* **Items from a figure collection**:
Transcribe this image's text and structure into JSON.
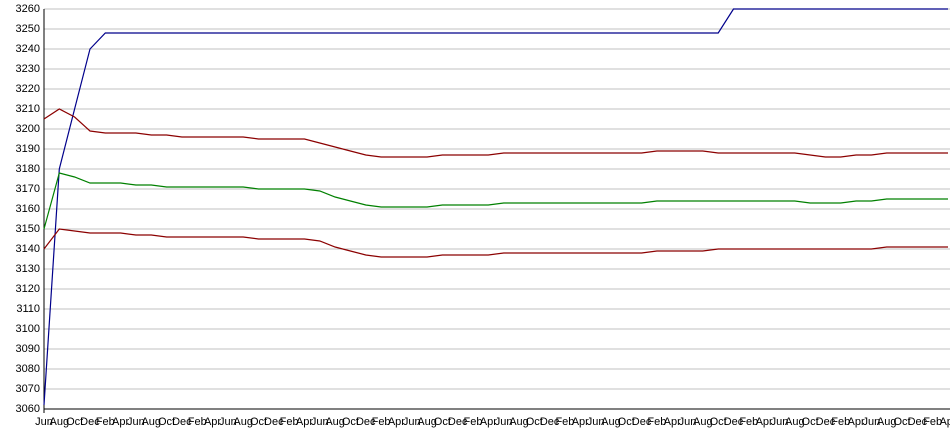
{
  "chart_data": {
    "type": "line",
    "categories": [
      "Jun",
      "Aug",
      "Oct",
      "Dec",
      "Feb",
      "Apr",
      "Jun",
      "Aug",
      "Oct",
      "Dec",
      "Feb",
      "Apr",
      "Jun",
      "Aug",
      "Oct",
      "Dec",
      "Feb",
      "Apr",
      "Jun",
      "Aug",
      "Oct",
      "Dec",
      "Feb",
      "Apr",
      "Jun",
      "Aug",
      "Oct",
      "Dec",
      "Feb",
      "Apr",
      "Jun",
      "Aug",
      "Oct",
      "Dec",
      "Feb",
      "Apr",
      "Jun",
      "Aug",
      "Oct",
      "Dec",
      "Feb",
      "Apr",
      "Jun",
      "Aug",
      "Oct",
      "Dec",
      "Feb",
      "Apr",
      "Jun",
      "Aug",
      "Oct",
      "Dec",
      "Feb",
      "Apr",
      "Jun",
      "Aug",
      "Oct",
      "Dec",
      "Feb",
      "Apr"
    ],
    "series": [
      {
        "color": "#00008b",
        "values": [
          3062,
          3180,
          3210,
          3240,
          3248,
          3248,
          3248,
          3248,
          3248,
          3248,
          3248,
          3248,
          3248,
          3248,
          3248,
          3248,
          3248,
          3248,
          3248,
          3248,
          3248,
          3248,
          3248,
          3248,
          3248,
          3248,
          3248,
          3248,
          3248,
          3248,
          3248,
          3248,
          3248,
          3248,
          3248,
          3248,
          3248,
          3248,
          3248,
          3248,
          3248,
          3248,
          3248,
          3248,
          3248,
          3260,
          3260,
          3260,
          3260,
          3260,
          3260,
          3260,
          3260,
          3260,
          3260,
          3260,
          3260,
          3260,
          3260,
          3260
        ]
      },
      {
        "color": "#8b0000",
        "values": [
          3205,
          3210,
          3206,
          3199,
          3198,
          3198,
          3198,
          3197,
          3197,
          3196,
          3196,
          3196,
          3196,
          3196,
          3195,
          3195,
          3195,
          3195,
          3193,
          3191,
          3189,
          3187,
          3186,
          3186,
          3186,
          3186,
          3187,
          3187,
          3187,
          3187,
          3188,
          3188,
          3188,
          3188,
          3188,
          3188,
          3188,
          3188,
          3188,
          3188,
          3189,
          3189,
          3189,
          3189,
          3188,
          3188,
          3188,
          3188,
          3188,
          3188,
          3187,
          3186,
          3186,
          3187,
          3187,
          3188,
          3188,
          3188,
          3188,
          3188
        ]
      },
      {
        "color": "#008000",
        "values": [
          3150,
          3178,
          3176,
          3173,
          3173,
          3173,
          3172,
          3172,
          3171,
          3171,
          3171,
          3171,
          3171,
          3171,
          3170,
          3170,
          3170,
          3170,
          3169,
          3166,
          3164,
          3162,
          3161,
          3161,
          3161,
          3161,
          3162,
          3162,
          3162,
          3162,
          3163,
          3163,
          3163,
          3163,
          3163,
          3163,
          3163,
          3163,
          3163,
          3163,
          3164,
          3164,
          3164,
          3164,
          3164,
          3164,
          3164,
          3164,
          3164,
          3164,
          3163,
          3163,
          3163,
          3164,
          3164,
          3165,
          3165,
          3165,
          3165,
          3165
        ]
      },
      {
        "color": "#8b0000",
        "values": [
          3140,
          3150,
          3149,
          3148,
          3148,
          3148,
          3147,
          3147,
          3146,
          3146,
          3146,
          3146,
          3146,
          3146,
          3145,
          3145,
          3145,
          3145,
          3144,
          3141,
          3139,
          3137,
          3136,
          3136,
          3136,
          3136,
          3137,
          3137,
          3137,
          3137,
          3138,
          3138,
          3138,
          3138,
          3138,
          3138,
          3138,
          3138,
          3138,
          3138,
          3139,
          3139,
          3139,
          3139,
          3140,
          3140,
          3140,
          3140,
          3140,
          3140,
          3140,
          3140,
          3140,
          3140,
          3140,
          3141,
          3141,
          3141,
          3141,
          3141
        ]
      }
    ],
    "ylim": [
      3060,
      3260
    ],
    "yticks": [
      3060,
      3070,
      3080,
      3090,
      3100,
      3110,
      3120,
      3130,
      3140,
      3150,
      3160,
      3170,
      3180,
      3190,
      3200,
      3210,
      3220,
      3230,
      3240,
      3250,
      3260
    ],
    "grid": true
  }
}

* **TASK**:
Read the entries above, then pull out the lines that include "color".

* **RESPONSE TO THE EXERCISE**:
        "color": "#00008b",
        "color": "#8b0000",
        "color": "#008000",
        "color": "#8b0000",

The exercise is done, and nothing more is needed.